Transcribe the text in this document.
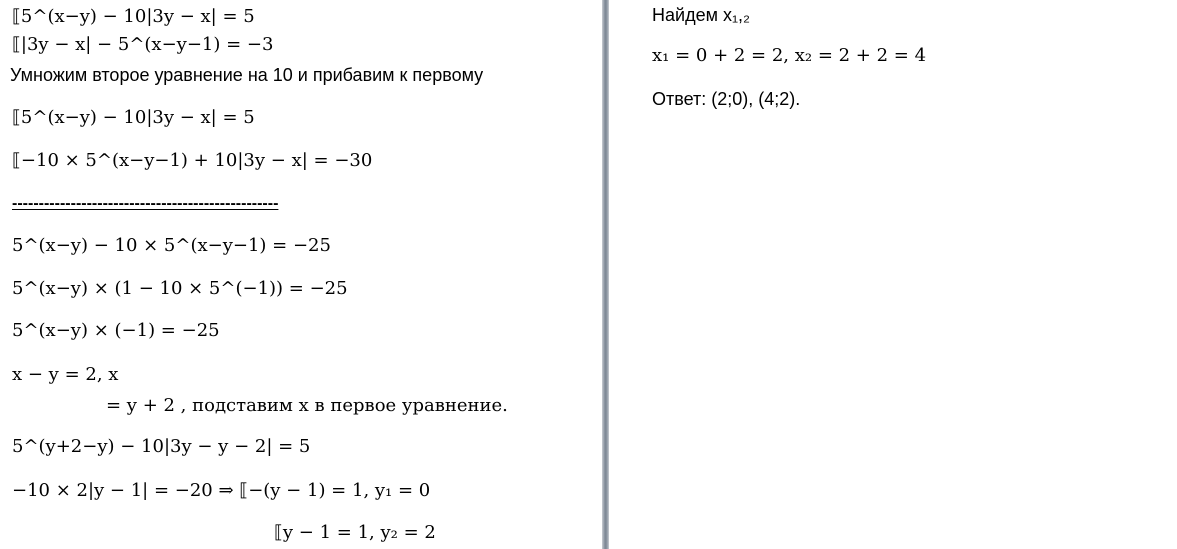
⟦5^(x−y) − 10|3y − x| = 5
⟦|3y − x| − 5^(x−y−1) = −3
Умножим второе уравнение на 10 и прибавим к первому
⟦5^(x−y) − 10|3y − x| = 5
⟦−10 × 5^(x−y−1) + 10|3y − x| = −30
--------------------------------------------------
5^(x−y) − 10 × 5^(x−y−1) = −25
5^(x−y) × (1 − 10 × 5^(−1)) = −25
5^(x−y) × (−1) = −25
x − y = 2, x
= y + 2 , подставим x в первое уравнение.
5^(y+2−y) − 10|3y − y − 2| = 5
−10 × 2|y − 1| = −20 ⇒ ⟦−(y − 1) = 1, y₁ = 0
⟦y − 1 = 1, y₂ = 2
Найдем x₁,₂
x₁ = 0 + 2 = 2, x₂ = 2 + 2 = 4
Ответ: (2;0), (4;2).
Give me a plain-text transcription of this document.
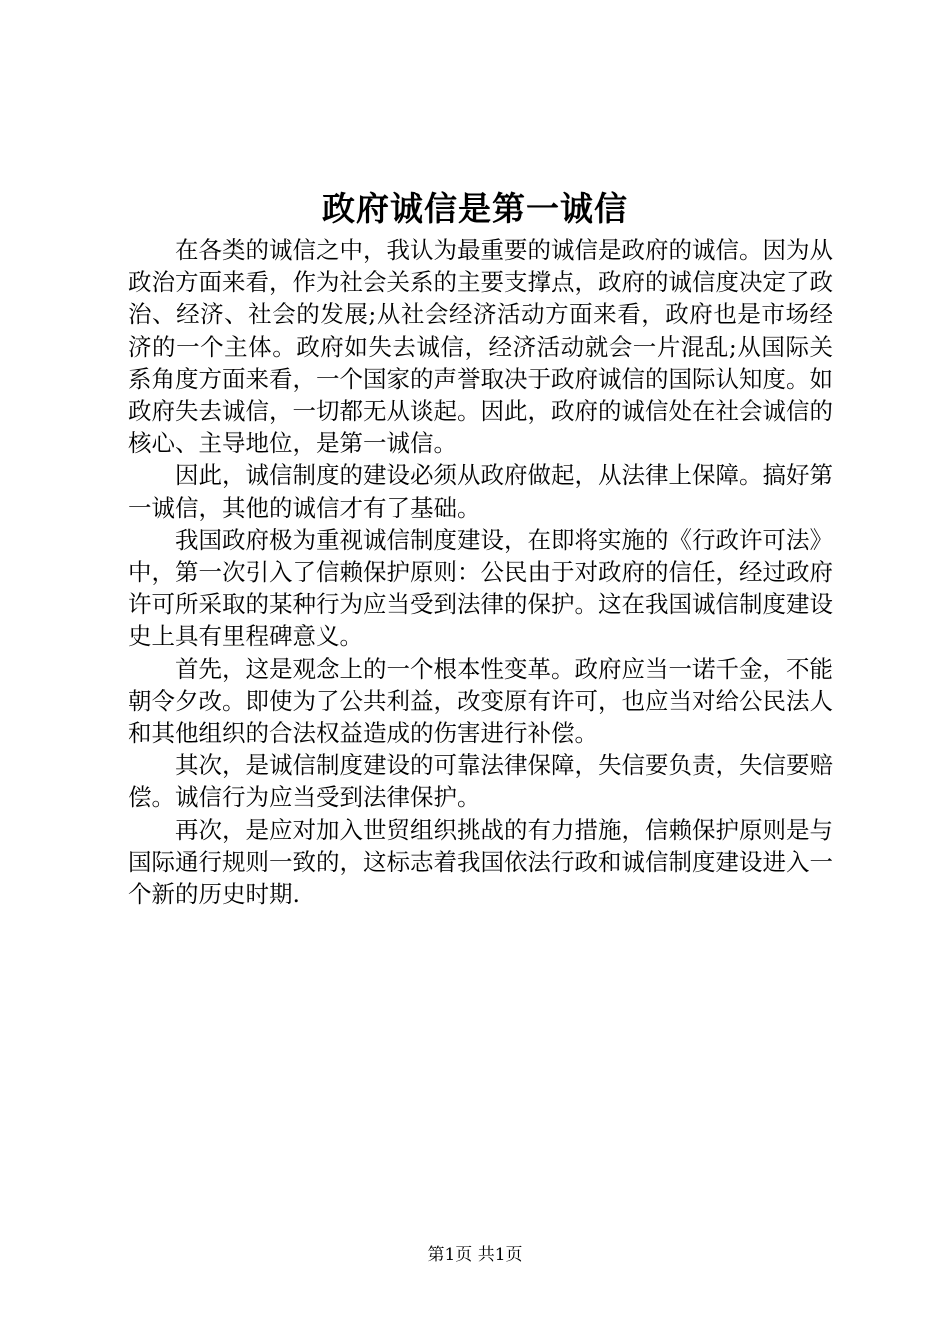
政府诚信是第一诚信

在各类的诚信之中，我认为最重要的诚信是政府的诚信。因为从政治方面来看，作为社会关系的主要支撑点，政府的诚信度决定了政治、经济、社会的发展;从社会经济活动方面来看，政府也是市场经济的一个主体。政府如失去诚信，经济活动就会一片混乱;从国际关系角度方面来看，一个国家的声誉取决于政府诚信的国际认知度。如政府失去诚信，一切都无从谈起。因此，政府的诚信处在社会诚信的核心、主导地位，是第一诚信。

因此，诚信制度的建设必须从政府做起，从法律上保障。搞好第一诚信，其他的诚信才有了基础。

我国政府极为重视诚信制度建设，在即将实施的《行政许可法》中，第一次引入了信赖保护原则：公民由于对政府的信任，经过政府许可所采取的某种行为应当受到法律的保护。这在我国诚信制度建设史上具有里程碑意义。

首先，这是观念上的一个根本性变革。政府应当一诺千金，不能朝令夕改。即使为了公共利益，改变原有许可，也应当对给公民法人和其他组织的合法权益造成的伤害进行补偿。

其次，是诚信制度建设的可靠法律保障，失信要负责，失信要赔偿。诚信行为应当受到法律保护。

再次，是应对加入世贸组织挑战的有力措施，信赖保护原则是与国际通行规则一致的，这标志着我国依法行政和诚信制度建设进入一个新的历史时期.

第1页 共1页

-*-

- [THE EXERCISE]
Repeat the records above exactly, leaving out the pictures.

- [REPLY]
Transcribe the text in this document.
⟦5^(x−y) − 10|3y − x| = 5
⟦|3y − x| − 5^(x−y−1) = −3
Умножим второе уравнение на 10 и прибавим к первому
⟦5^(x−y) − 10|3y − x| = 5
⟦−10 × 5^(x−y−1) + 10|3y − x| = −30
--------------------------------------------------
5^(x−y) − 10 × 5^(x−y−1) = −25
5^(x−y) × (1 − 10 × 5^(−1)) = −25
5^(x−y) × (−1) = −25
x − y = 2, x
= y + 2 , подставим x в первое уравнение.
5^(y+2−y) − 10|3y − y − 2| = 5
−10 × 2|y − 1| = −20 ⇒ ⟦−(y − 1) = 1, y₁ = 0
⟦y − 1 = 1, y₂ = 2
Найдем x₁,₂
x₁ = 0 + 2 = 2, x₂ = 2 + 2 = 4
Ответ: (2;0), (4;2).
Give me a plain-text transcription of this document.
政府诚信是第一诚信

在各类的诚信之中，我认为最重要的诚信是政府的诚信。因为从政治方面来看，作为社会关系的主要支撑点，政府的诚信度决定了政治、经济、社会的发展;从社会经济活动方面来看，政府也是市场经济的一个主体。政府如失去诚信，经济活动就会一片混乱;从国际关系角度方面来看，一个国家的声誉取决于政府诚信的国际认知度。如政府失去诚信，一切都无从谈起。因此，政府的诚信处在社会诚信的核心、主导地位，是第一诚信。

因此，诚信制度的建设必须从政府做起，从法律上保障。搞好第一诚信，其他的诚信才有了基础。

我国政府极为重视诚信制度建设，在即将实施的《行政许可法》中，第一次引入了信赖保护原则：公民由于对政府的信任，经过政府许可所采取的某种行为应当受到法律的保护。这在我国诚信制度建设史上具有里程碑意义。

首先，这是观念上的一个根本性变革。政府应当一诺千金，不能朝令夕改。即使为了公共利益，改变原有许可，也应当对给公民法人和其他组织的合法权益造成的伤害进行补偿。

其次，是诚信制度建设的可靠法律保障，失信要负责，失信要赔偿。诚信行为应当受到法律保护。

再次，是应对加入世贸组织挑战的有力措施，信赖保护原则是与国际通行规则一致的，这标志着我国依法行政和诚信制度建设进入一个新的历史时期.

第1页 共1页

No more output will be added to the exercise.